*Work required*:
Copy every line from the material below that holds "PbO₂".

*Given information*:
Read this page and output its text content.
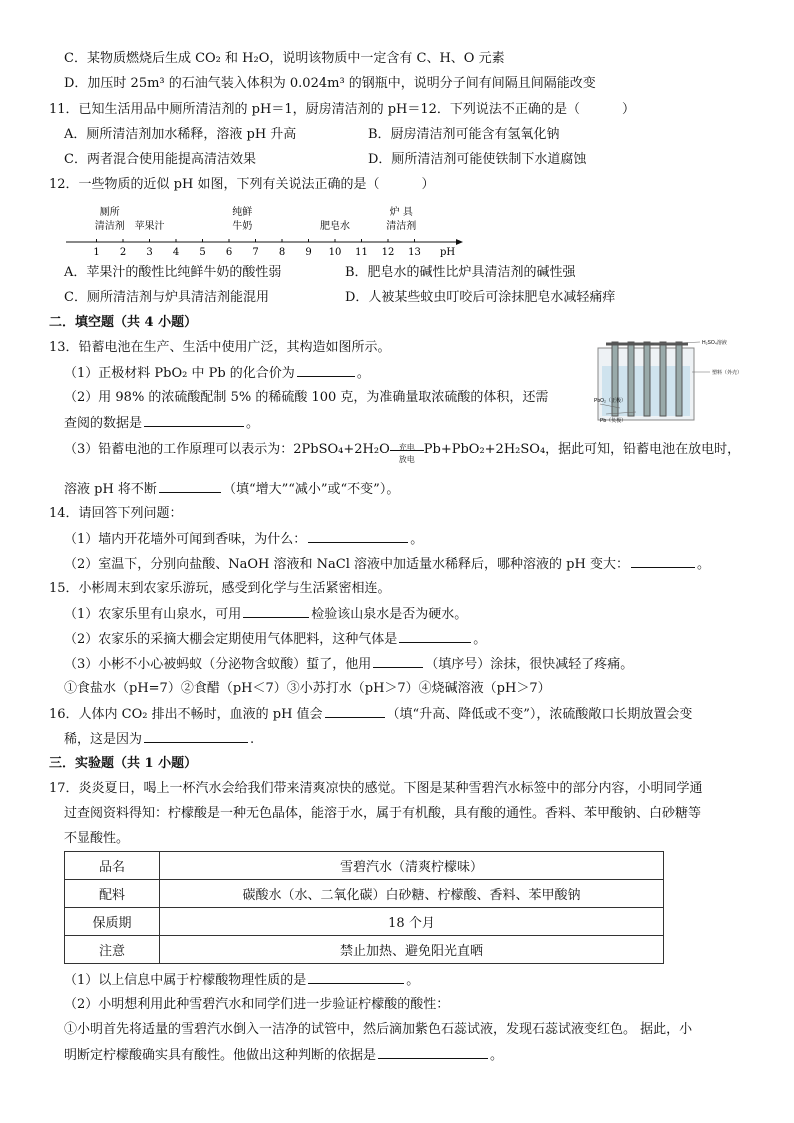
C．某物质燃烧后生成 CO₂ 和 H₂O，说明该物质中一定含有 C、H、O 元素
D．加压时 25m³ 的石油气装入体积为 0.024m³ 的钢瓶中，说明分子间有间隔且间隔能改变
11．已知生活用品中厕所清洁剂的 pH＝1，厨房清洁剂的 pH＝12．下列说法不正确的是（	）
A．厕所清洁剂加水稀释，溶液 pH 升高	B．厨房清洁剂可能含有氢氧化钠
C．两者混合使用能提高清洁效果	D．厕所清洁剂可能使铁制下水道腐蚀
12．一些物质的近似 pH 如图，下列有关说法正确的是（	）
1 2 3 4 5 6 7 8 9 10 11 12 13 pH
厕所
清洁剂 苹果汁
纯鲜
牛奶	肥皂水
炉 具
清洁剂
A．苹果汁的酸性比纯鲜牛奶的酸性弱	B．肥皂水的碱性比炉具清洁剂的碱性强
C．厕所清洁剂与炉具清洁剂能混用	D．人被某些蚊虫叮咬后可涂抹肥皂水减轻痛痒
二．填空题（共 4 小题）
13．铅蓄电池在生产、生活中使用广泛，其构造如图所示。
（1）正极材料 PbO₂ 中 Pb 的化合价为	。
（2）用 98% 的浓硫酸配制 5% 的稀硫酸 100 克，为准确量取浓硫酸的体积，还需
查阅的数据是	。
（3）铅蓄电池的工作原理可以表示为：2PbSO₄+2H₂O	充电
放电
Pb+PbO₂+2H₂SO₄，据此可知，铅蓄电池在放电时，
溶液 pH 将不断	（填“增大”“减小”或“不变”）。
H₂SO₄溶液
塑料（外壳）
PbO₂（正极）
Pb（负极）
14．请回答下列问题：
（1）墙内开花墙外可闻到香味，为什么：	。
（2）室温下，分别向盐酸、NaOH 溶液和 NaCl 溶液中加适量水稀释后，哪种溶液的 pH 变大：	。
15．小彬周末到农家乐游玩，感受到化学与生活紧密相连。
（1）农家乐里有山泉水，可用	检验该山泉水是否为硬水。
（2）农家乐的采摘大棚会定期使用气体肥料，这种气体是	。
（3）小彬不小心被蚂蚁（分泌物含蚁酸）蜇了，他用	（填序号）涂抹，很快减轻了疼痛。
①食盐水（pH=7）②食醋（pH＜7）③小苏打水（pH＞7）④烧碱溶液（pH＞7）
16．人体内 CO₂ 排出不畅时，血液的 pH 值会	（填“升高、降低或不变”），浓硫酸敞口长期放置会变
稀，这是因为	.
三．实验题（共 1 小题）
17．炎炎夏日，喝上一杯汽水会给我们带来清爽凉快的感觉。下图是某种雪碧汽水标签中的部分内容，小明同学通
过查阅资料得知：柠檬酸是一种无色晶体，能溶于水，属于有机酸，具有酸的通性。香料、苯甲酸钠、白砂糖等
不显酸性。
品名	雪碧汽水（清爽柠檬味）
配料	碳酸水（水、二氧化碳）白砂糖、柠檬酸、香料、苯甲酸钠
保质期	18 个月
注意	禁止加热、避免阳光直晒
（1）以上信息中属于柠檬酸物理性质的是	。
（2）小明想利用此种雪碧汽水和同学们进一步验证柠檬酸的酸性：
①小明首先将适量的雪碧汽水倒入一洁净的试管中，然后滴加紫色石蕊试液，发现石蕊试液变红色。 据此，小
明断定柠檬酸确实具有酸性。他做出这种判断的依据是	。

--

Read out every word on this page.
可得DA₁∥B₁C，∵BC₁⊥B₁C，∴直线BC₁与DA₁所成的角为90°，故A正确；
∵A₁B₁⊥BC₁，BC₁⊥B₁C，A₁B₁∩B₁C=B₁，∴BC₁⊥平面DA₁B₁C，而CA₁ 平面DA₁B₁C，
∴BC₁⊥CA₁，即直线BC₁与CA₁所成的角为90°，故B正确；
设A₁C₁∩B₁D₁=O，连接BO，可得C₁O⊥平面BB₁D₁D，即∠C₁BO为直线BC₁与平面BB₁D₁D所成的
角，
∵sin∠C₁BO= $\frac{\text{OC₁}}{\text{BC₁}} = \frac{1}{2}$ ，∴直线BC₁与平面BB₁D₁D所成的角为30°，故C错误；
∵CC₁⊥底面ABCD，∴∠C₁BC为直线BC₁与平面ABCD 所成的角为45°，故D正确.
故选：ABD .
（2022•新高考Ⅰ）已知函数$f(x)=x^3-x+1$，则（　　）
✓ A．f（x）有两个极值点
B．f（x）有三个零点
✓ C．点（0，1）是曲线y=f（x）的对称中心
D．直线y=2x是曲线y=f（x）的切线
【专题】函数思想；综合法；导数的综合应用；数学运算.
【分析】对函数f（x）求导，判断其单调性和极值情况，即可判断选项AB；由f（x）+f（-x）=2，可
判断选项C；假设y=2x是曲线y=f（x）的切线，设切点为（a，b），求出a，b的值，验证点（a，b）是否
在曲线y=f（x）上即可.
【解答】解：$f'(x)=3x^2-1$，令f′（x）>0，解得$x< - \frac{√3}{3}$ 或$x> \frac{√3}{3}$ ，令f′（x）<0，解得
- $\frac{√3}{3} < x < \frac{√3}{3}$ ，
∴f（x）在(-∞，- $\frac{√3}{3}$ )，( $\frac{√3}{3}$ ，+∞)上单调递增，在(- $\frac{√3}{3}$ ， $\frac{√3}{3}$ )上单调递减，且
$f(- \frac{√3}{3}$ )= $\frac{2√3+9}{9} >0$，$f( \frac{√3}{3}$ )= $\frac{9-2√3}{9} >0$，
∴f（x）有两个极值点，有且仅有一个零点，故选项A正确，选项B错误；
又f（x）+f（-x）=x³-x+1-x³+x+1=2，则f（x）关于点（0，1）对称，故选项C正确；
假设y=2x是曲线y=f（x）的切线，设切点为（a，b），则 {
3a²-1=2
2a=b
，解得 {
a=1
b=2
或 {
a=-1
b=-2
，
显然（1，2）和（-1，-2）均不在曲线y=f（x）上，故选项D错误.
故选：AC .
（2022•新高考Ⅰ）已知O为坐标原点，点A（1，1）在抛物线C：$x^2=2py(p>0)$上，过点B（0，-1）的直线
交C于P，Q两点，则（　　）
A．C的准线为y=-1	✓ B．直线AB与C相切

*Exercise result*:
（1）正极材料 PbO₂ 中 Pb 的化合价为	。
Pb+PbO₂+2H₂SO₄，据此可知，铅蓄电池在放电时，
PbO₂（正极）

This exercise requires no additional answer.